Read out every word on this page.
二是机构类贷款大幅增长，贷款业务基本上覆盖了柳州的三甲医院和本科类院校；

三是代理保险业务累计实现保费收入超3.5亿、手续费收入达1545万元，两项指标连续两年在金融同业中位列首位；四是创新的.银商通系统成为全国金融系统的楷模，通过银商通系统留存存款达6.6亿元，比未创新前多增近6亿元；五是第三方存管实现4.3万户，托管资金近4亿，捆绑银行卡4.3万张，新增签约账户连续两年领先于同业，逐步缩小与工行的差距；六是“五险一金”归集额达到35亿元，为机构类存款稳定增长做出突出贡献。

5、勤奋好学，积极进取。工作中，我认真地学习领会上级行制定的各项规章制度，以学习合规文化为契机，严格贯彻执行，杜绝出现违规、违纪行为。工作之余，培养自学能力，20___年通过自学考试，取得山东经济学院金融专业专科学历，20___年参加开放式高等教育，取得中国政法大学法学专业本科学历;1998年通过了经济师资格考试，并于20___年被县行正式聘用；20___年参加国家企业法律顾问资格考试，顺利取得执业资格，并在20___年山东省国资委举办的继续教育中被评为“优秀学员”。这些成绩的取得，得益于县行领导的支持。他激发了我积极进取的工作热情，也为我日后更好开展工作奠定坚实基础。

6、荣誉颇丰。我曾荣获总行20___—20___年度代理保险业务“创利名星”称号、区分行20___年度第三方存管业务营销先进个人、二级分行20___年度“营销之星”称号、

· · · ·

## Written task
Your task is to repeat each line of the material exactly.

## Full response
Read out every word on this page.
二是机构类贷款大幅增长，贷款业务基本上覆盖了柳州的三甲医院和本科类院校；

三是代理保险业务累计实现保费收入超3.5亿、手续费收入达1545万元，两项指标连续两年在金融同业中位列首位；四是创新的.银商通系统成为全国金融系统的楷模，通过银商通系统留存存款达6.6亿元，比未创新前多增近6亿元；五是第三方存管实现4.3万户，托管资金近4亿，捆绑银行卡4.3万张，新增签约账户连续两年领先于同业，逐步缩小与工行的差距；六是“五险一金”归集额达到35亿元，为机构类存款稳定增长做出突出贡献。

5、勤奋好学，积极进取。工作中，我认真地学习领会上级行制定的各项规章制度，以学习合规文化为契机，严格贯彻执行，杜绝出现违规、违纪行为。工作之余，培养自学能力，20___年通过自学考试，取得山东经济学院金融专业专科学历，20___年参加开放式高等教育，取得中国政法大学法学专业本科学历;1998年通过了经济师资格考试，并于20___年被县行正式聘用；20___年参加国家企业法律顾问资格考试，顺利取得执业资格，并在20___年山东省国资委举办的继续教育中被评为“优秀学员”。这些成绩的取得，得益于县行领导的支持。他激发了我积极进取的工作热情，也为我日后更好开展工作奠定坚实基础。

6、荣誉颇丰。我曾荣获总行20___—20___年度代理保险业务“创利名星”称号、区分行20___年度第三方存管业务营销先进个人、二级分行20___年度“营销之星”称号、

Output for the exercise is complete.